§ **Set task**
Copy the full set of lines exactly as given.
------------------------------------------------
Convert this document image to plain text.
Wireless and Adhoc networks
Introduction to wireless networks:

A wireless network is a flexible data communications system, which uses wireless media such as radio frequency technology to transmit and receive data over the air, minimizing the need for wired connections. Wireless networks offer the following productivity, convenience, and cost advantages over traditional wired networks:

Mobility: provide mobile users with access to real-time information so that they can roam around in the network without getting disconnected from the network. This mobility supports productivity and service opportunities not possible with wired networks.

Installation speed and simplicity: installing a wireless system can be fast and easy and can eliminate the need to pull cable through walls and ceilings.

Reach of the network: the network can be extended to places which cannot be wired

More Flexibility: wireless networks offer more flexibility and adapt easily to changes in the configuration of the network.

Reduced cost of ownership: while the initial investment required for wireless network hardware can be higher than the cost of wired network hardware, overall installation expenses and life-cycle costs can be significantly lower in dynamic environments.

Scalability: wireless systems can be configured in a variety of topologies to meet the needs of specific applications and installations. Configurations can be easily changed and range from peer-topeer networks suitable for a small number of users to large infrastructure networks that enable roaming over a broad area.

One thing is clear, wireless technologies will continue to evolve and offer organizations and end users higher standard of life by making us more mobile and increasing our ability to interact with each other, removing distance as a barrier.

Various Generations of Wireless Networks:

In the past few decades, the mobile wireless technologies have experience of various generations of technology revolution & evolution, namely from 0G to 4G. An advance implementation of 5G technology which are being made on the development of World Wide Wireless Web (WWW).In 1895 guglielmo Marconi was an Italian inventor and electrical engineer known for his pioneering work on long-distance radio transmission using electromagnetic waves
------------------------------------------------
§ **Written response**
Convert this document image to plain text.
Wireless and Adhoc networks
Introduction to wireless networks:

A wireless network is a flexible data communications system, which uses wireless media such as radio frequency technology to transmit and receive data over the air, minimizing the need for wired connections. Wireless networks offer the following productivity, convenience, and cost advantages over traditional wired networks:

Mobility: provide mobile users with access to real-time information so that they can roam around in the network without getting disconnected from the network. This mobility supports productivity and service opportunities not possible with wired networks.

Installation speed and simplicity: installing a wireless system can be fast and easy and can eliminate the need to pull cable through walls and ceilings.

Reach of the network: the network can be extended to places which cannot be wired

More Flexibility: wireless networks offer more flexibility and adapt easily to changes in the configuration of the network.

Reduced cost of ownership: while the initial investment required for wireless network hardware can be higher than the cost of wired network hardware, overall installation expenses and life-cycle costs can be significantly lower in dynamic environments.

Scalability: wireless systems can be configured in a variety of topologies to meet the needs of specific applications and installations. Configurations can be easily changed and range from peer-topeer networks suitable for a small number of users to large infrastructure networks that enable roaming over a broad area.

One thing is clear, wireless technologies will continue to evolve and offer organizations and end users higher standard of life by making us more mobile and increasing our ability to interact with each other, removing distance as a barrier.

Various Generations of Wireless Networks:

In the past few decades, the mobile wireless technologies have experience of various generations of technology revolution & evolution, namely from 0G to 4G. An advance implementation of 5G technology which are being made on the development of World Wide Wireless Web (WWW).In 1895 guglielmo Marconi was an Italian inventor and electrical engineer known for his pioneering work on long-distance radio transmission using electromagnetic waves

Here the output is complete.